_Instruction_
Please reproduce all rows below, swapping every "spinner" for "stepper" and leaving everything else unchanged.

(Dataset excerpt)
* * * * * * *

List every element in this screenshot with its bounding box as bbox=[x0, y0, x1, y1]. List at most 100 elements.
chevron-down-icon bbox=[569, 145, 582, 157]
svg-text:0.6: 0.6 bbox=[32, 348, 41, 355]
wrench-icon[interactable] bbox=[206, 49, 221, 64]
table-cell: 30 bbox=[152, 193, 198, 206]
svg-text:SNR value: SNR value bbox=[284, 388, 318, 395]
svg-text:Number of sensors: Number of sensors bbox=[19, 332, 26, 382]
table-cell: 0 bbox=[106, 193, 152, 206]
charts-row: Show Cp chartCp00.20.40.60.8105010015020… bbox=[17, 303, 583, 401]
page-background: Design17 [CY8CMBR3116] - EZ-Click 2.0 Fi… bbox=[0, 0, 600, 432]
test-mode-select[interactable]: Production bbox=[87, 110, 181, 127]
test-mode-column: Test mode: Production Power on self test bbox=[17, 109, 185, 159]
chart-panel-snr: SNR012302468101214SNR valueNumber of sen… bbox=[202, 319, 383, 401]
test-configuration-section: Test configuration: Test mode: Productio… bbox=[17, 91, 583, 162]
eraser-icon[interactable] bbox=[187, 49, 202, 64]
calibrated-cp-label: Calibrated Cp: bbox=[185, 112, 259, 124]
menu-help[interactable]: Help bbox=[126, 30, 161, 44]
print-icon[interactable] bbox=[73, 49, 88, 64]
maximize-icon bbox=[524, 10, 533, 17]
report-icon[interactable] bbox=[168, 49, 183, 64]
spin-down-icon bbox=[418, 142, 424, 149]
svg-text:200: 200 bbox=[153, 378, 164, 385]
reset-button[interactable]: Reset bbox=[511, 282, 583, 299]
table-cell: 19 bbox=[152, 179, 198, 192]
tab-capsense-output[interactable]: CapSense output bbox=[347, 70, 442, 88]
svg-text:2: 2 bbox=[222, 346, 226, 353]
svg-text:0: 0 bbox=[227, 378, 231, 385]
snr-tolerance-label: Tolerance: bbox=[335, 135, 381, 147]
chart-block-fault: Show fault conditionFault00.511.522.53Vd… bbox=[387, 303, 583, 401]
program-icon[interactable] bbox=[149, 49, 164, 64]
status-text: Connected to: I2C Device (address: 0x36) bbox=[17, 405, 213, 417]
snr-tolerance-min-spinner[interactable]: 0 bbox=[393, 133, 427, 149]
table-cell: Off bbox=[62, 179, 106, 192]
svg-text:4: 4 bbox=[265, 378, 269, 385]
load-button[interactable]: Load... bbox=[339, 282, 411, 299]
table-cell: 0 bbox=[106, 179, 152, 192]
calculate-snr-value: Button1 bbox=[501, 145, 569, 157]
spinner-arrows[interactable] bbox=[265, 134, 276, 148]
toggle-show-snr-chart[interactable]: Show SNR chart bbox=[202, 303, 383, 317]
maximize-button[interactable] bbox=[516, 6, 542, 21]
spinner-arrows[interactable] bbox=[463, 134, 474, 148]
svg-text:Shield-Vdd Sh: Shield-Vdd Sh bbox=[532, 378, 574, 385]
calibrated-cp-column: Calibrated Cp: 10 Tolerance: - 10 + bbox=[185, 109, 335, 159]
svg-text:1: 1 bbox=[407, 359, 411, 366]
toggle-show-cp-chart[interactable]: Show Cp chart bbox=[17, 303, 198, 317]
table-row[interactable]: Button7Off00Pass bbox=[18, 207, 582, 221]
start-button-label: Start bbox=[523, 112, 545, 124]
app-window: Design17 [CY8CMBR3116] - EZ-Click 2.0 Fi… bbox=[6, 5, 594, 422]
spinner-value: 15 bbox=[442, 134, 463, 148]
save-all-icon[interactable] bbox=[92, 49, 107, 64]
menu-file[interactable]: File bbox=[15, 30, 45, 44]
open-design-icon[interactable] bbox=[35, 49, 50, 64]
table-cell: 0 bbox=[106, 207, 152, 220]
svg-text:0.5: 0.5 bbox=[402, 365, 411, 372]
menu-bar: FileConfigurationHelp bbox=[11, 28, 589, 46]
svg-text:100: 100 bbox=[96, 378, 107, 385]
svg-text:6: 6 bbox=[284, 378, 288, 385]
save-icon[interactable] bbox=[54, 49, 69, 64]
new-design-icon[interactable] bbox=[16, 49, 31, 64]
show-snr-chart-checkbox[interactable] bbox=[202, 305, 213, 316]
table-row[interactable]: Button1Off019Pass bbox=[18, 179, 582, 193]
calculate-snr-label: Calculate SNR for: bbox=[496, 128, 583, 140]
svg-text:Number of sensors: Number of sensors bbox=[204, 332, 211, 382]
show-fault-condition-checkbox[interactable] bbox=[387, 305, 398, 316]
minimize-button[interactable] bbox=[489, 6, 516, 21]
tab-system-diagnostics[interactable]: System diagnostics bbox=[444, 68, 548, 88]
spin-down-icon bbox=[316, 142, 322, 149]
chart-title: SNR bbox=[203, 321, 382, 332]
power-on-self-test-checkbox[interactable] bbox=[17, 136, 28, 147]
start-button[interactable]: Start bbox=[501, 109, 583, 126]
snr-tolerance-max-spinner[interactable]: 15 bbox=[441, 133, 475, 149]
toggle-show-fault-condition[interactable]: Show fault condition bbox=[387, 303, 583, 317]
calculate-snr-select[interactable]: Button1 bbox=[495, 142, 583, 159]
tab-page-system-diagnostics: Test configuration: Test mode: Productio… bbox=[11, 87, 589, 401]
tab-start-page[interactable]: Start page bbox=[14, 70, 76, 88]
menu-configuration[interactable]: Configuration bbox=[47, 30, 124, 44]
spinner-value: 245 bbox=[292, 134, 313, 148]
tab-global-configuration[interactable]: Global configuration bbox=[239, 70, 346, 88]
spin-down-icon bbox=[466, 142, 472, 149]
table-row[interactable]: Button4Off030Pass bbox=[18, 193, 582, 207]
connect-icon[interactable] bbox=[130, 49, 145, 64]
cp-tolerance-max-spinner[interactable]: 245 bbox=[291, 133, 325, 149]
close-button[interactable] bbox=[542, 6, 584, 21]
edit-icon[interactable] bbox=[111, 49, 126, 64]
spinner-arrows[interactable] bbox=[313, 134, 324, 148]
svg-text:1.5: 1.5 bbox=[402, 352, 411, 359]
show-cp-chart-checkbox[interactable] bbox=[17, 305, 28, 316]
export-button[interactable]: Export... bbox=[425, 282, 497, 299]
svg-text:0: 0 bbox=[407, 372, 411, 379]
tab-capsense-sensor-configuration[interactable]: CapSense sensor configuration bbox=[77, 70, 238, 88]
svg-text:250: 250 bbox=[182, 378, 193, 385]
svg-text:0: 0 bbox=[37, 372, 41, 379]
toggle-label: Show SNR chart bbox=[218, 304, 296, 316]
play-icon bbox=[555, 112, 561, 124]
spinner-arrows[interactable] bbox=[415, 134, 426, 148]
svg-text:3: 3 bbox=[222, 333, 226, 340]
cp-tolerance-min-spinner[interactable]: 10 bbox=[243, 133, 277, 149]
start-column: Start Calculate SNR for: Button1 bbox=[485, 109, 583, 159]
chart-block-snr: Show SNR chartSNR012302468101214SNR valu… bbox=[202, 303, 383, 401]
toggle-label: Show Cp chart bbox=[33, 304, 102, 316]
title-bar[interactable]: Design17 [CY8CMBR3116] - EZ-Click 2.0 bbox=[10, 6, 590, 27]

* * * * * * *

_Answer below_
List every element in this screenshot with its bounding box as bbox=[x0, y0, x1, y1]. List at most 100 elements.
chevron-down-icon bbox=[569, 145, 582, 157]
svg-text:0.6: 0.6 bbox=[32, 348, 41, 355]
wrench-icon[interactable] bbox=[206, 49, 221, 64]
table-cell: 30 bbox=[152, 193, 198, 206]
svg-text:SNR value: SNR value bbox=[284, 388, 318, 395]
svg-text:Number of sensors: Number of sensors bbox=[19, 332, 26, 382]
table-cell: 0 bbox=[106, 193, 152, 206]
charts-row: Show Cp chartCp00.20.40.60.8105010015020… bbox=[17, 303, 583, 401]
page-background: Design17 [CY8CMBR3116] - EZ-Click 2.0 Fi… bbox=[0, 0, 600, 432]
test-mode-select[interactable]: Production bbox=[87, 110, 181, 127]
test-mode-column: Test mode: Production Power on self test bbox=[17, 109, 185, 159]
chart-panel-snr: SNR012302468101214SNR valueNumber of sen… bbox=[202, 319, 383, 401]
test-configuration-section: Test configuration: Test mode: Productio… bbox=[17, 91, 583, 162]
eraser-icon[interactable] bbox=[187, 49, 202, 64]
calibrated-cp-label: Calibrated Cp: bbox=[185, 112, 259, 124]
menu-help[interactable]: Help bbox=[126, 30, 161, 44]
print-icon[interactable] bbox=[73, 49, 88, 64]
maximize-icon bbox=[524, 10, 533, 17]
report-icon[interactable] bbox=[168, 49, 183, 64]
spin-down-icon bbox=[418, 142, 424, 149]
svg-text:200: 200 bbox=[153, 378, 164, 385]
reset-button[interactable]: Reset bbox=[511, 282, 583, 299]
table-cell: 19 bbox=[152, 179, 198, 192]
tab-capsense-output[interactable]: CapSense output bbox=[347, 70, 442, 88]
svg-text:2: 2 bbox=[222, 346, 226, 353]
svg-text:0: 0 bbox=[227, 378, 231, 385]
snr-tolerance-label: Tolerance: bbox=[335, 135, 381, 147]
chart-block-fault: Show fault conditionFault00.511.522.53Vd… bbox=[387, 303, 583, 401]
program-icon[interactable] bbox=[149, 49, 164, 64]
status-text: Connected to: I2C Device (address: 0x36) bbox=[17, 405, 213, 417]
snr-tolerance-min-stepper[interactable]: 0 bbox=[393, 133, 427, 149]
table-cell: Off bbox=[62, 179, 106, 192]
svg-text:4: 4 bbox=[265, 378, 269, 385]
load-button[interactable]: Load... bbox=[339, 282, 411, 299]
table-cell: 0 bbox=[106, 179, 152, 192]
calculate-snr-value: Button1 bbox=[501, 145, 569, 157]
stepper-arrows[interactable] bbox=[265, 134, 276, 148]
toggle-show-snr-chart[interactable]: Show SNR chart bbox=[202, 303, 383, 317]
maximize-button[interactable] bbox=[516, 6, 542, 21]
stepper-arrows[interactable] bbox=[463, 134, 474, 148]
svg-text:Shield-Vdd Sh: Shield-Vdd Sh bbox=[532, 378, 574, 385]
calibrated-cp-column: Calibrated Cp: 10 Tolerance: - 10 + bbox=[185, 109, 335, 159]
svg-text:1: 1 bbox=[407, 359, 411, 366]
toggle-show-cp-chart[interactable]: Show Cp chart bbox=[17, 303, 198, 317]
table-row[interactable]: Button7Off00Pass bbox=[18, 207, 582, 221]
start-button-label: Start bbox=[523, 112, 545, 124]
app-window: Design17 [CY8CMBR3116] - EZ-Click 2.0 Fi… bbox=[6, 5, 594, 422]
stepper-value: 15 bbox=[442, 134, 463, 148]
save-all-icon[interactable] bbox=[92, 49, 107, 64]
menu-file[interactable]: File bbox=[15, 30, 45, 44]
open-design-icon[interactable] bbox=[35, 49, 50, 64]
table-cell: 0 bbox=[106, 207, 152, 220]
svg-text:0.5: 0.5 bbox=[402, 365, 411, 372]
menu-bar: FileConfigurationHelp bbox=[11, 28, 589, 46]
svg-text:100: 100 bbox=[96, 378, 107, 385]
svg-text:6: 6 bbox=[284, 378, 288, 385]
save-icon[interactable] bbox=[54, 49, 69, 64]
new-design-icon[interactable] bbox=[16, 49, 31, 64]
show-snr-chart-checkbox[interactable] bbox=[202, 305, 213, 316]
table-row[interactable]: Button1Off019Pass bbox=[18, 179, 582, 193]
calculate-snr-label: Calculate SNR for: bbox=[496, 128, 583, 140]
svg-text:Number of sensors: Number of sensors bbox=[204, 332, 211, 382]
show-fault-condition-checkbox[interactable] bbox=[387, 305, 398, 316]
minimize-button[interactable] bbox=[489, 6, 516, 21]
tab-system-diagnostics[interactable]: System diagnostics bbox=[444, 68, 548, 88]
spin-down-icon bbox=[316, 142, 322, 149]
chart-title: SNR bbox=[203, 321, 382, 332]
power-on-self-test-checkbox[interactable] bbox=[17, 136, 28, 147]
start-button[interactable]: Start bbox=[501, 109, 583, 126]
snr-tolerance-max-stepper[interactable]: 15 bbox=[441, 133, 475, 149]
toggle-show-fault-condition[interactable]: Show fault condition bbox=[387, 303, 583, 317]
calculate-snr-select[interactable]: Button1 bbox=[495, 142, 583, 159]
tab-page-system-diagnostics: Test configuration: Test mode: Productio… bbox=[11, 87, 589, 401]
tab-start-page[interactable]: Start page bbox=[14, 70, 76, 88]
menu-configuration[interactable]: Configuration bbox=[47, 30, 124, 44]
stepper-value: 245 bbox=[292, 134, 313, 148]
tab-global-configuration[interactable]: Global configuration bbox=[239, 70, 346, 88]
spin-down-icon bbox=[466, 142, 472, 149]
table-row[interactable]: Button4Off030Pass bbox=[18, 193, 582, 207]
connect-icon[interactable] bbox=[130, 49, 145, 64]
cp-tolerance-max-stepper[interactable]: 245 bbox=[291, 133, 325, 149]
close-button[interactable] bbox=[542, 6, 584, 21]
edit-icon[interactable] bbox=[111, 49, 126, 64]
stepper-arrows[interactable] bbox=[313, 134, 324, 148]
svg-text:1.5: 1.5 bbox=[402, 352, 411, 359]
show-cp-chart-checkbox[interactable] bbox=[17, 305, 28, 316]
export-button[interactable]: Export... bbox=[425, 282, 497, 299]
svg-text:0: 0 bbox=[407, 372, 411, 379]
tab-capsense-sensor-configuration[interactable]: CapSense sensor configuration bbox=[77, 70, 238, 88]
svg-text:250: 250 bbox=[182, 378, 193, 385]
svg-text:0: 0 bbox=[37, 372, 41, 379]
toggle-label: Show SNR chart bbox=[218, 304, 296, 316]
play-icon bbox=[555, 112, 561, 124]
stepper-arrows[interactable] bbox=[415, 134, 426, 148]
svg-text:3: 3 bbox=[222, 333, 226, 340]
cp-tolerance-min-stepper[interactable]: 10 bbox=[243, 133, 277, 149]
start-column: Start Calculate SNR for: Button1 bbox=[485, 109, 583, 159]
chart-block-snr: Show SNR chartSNR012302468101214SNR valu… bbox=[202, 303, 383, 401]
toggle-label: Show Cp chart bbox=[33, 304, 102, 316]
title-bar[interactable]: Design17 [CY8CMBR3116] - EZ-Click 2.0 bbox=[10, 6, 590, 27]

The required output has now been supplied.